• [Records for the task]:
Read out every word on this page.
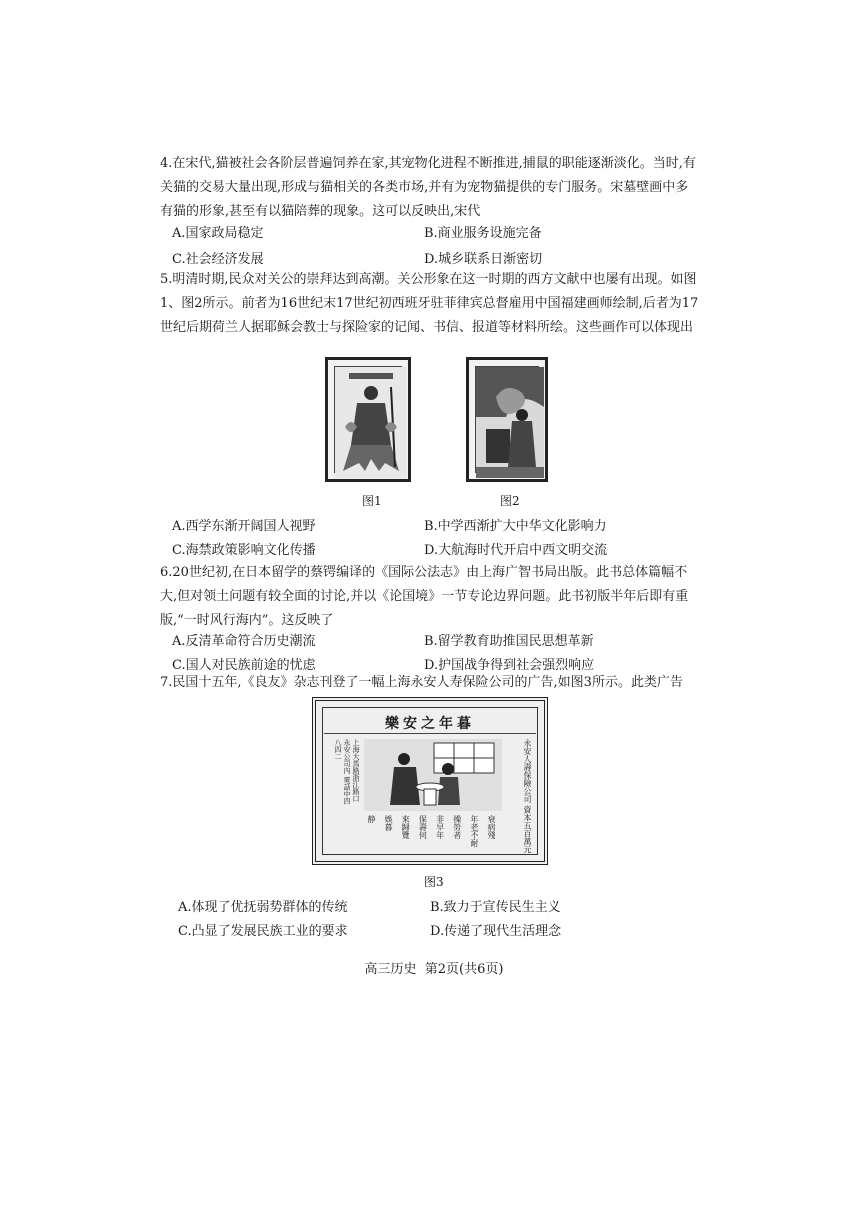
4.在宋代,猫被社会各阶层普遍饲养在家,其宠物化进程不断推进,捕鼠的职能逐渐淡化。当时,有关猫的交易大量出现,形成与猫相关的各类市场,并有为宠物猫提供的专门服务。宋墓壁画中多有猫的形象,甚至有以猫陪葬的现象。这可以反映出,宋代

A.国家政局稳定	B.商业服务设施完备
C.社会经济发展	D.城乡联系日渐密切

5.明清时期,民众对关公的崇拜达到高潮。关公形象在这一时期的西方文献中也屡有出现。如图1、图2所示。前者为16世纪末17世纪初西班牙驻菲律宾总督雇用中国福建画师绘制,后者为17世纪后期荷兰人据耶稣会教士与探险家的记闻、书信、报道等材料所绘。这些画作可以体现出

图1	图2
A.西学东渐开阔国人视野	B.中学西渐扩大中华文化影响力
C.海禁政策影响文化传播	D.大航海时代开启中西文明交流

6.20世纪初,在日本留学的蔡锷编译的《国际公法志》由上海广智书局出版。此书总体篇幅不大,但对领土问题有较全面的讨论,并以《论国境》一节专论边界问题。此书初版半年后即有重版,“一时风行海内”。这反映了

A.反清革命符合历史潮流	B.留学教育助推国民思想革新
C.国人对民族前途的忧虑	D.护国战争得到社会强烈响应

7.民国十五年,《良友》杂志刊登了一幅上海永安人寿保险公司的广告,如图3所示。此类广告

樂安之年暮
永安人壽保險公司 資本五百萬元
上海大馬路浙江路口 永安公司內 電話中四八四二
衰病殘
年老不耐
操勞者
非早年
保壽何
來歸覽
娛暮
静
图3
A.体现了优抚弱势群体的传统	B.致力于宣传民生主义
C.凸显了发展民族工业的要求	D.传递了现代生活理念
高三历史  第2页(共6页)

• [Work to do]: The records above should be reproduced exactly, with no pictures included.

• [Final result]:
Read out every word on this page.
4.在宋代,猫被社会各阶层普遍饲养在家,其宠物化进程不断推进,捕鼠的职能逐渐淡化。当时,有关猫的交易大量出现,形成与猫相关的各类市场,并有为宠物猫提供的专门服务。宋墓壁画中多有猫的形象,甚至有以猫陪葬的现象。这可以反映出,宋代

A.国家政局稳定	B.商业服务设施完备
C.社会经济发展	D.城乡联系日渐密切

5.明清时期,民众对关公的崇拜达到高潮。关公形象在这一时期的西方文献中也屡有出现。如图1、图2所示。前者为16世纪末17世纪初西班牙驻菲律宾总督雇用中国福建画师绘制,后者为17世纪后期荷兰人据耶稣会教士与探险家的记闻、书信、报道等材料所绘。这些画作可以体现出

图1	图2
A.西学东渐开阔国人视野	B.中学西渐扩大中华文化影响力
C.海禁政策影响文化传播	D.大航海时代开启中西文明交流

6.20世纪初,在日本留学的蔡锷编译的《国际公法志》由上海广智书局出版。此书总体篇幅不大,但对领土问题有较全面的讨论,并以《论国境》一节专论边界问题。此书初版半年后即有重版,“一时风行海内”。这反映了

A.反清革命符合历史潮流	B.留学教育助推国民思想革新
C.国人对民族前途的忧虑	D.护国战争得到社会强烈响应

7.民国十五年,《良友》杂志刊登了一幅上海永安人寿保险公司的广告,如图3所示。此类广告

樂安之年暮
永安人壽保險公司 資本五百萬元
上海大馬路浙江路口 永安公司內 電話中四八四二
衰病殘
年老不耐
操勞者
非早年
保壽何
來歸覽
娛暮
静
图3
A.体现了优抚弱势群体的传统	B.致力于宣传民生主义
C.凸显了发展民族工业的要求	D.传递了现代生活理念
高三历史  第2页(共6页)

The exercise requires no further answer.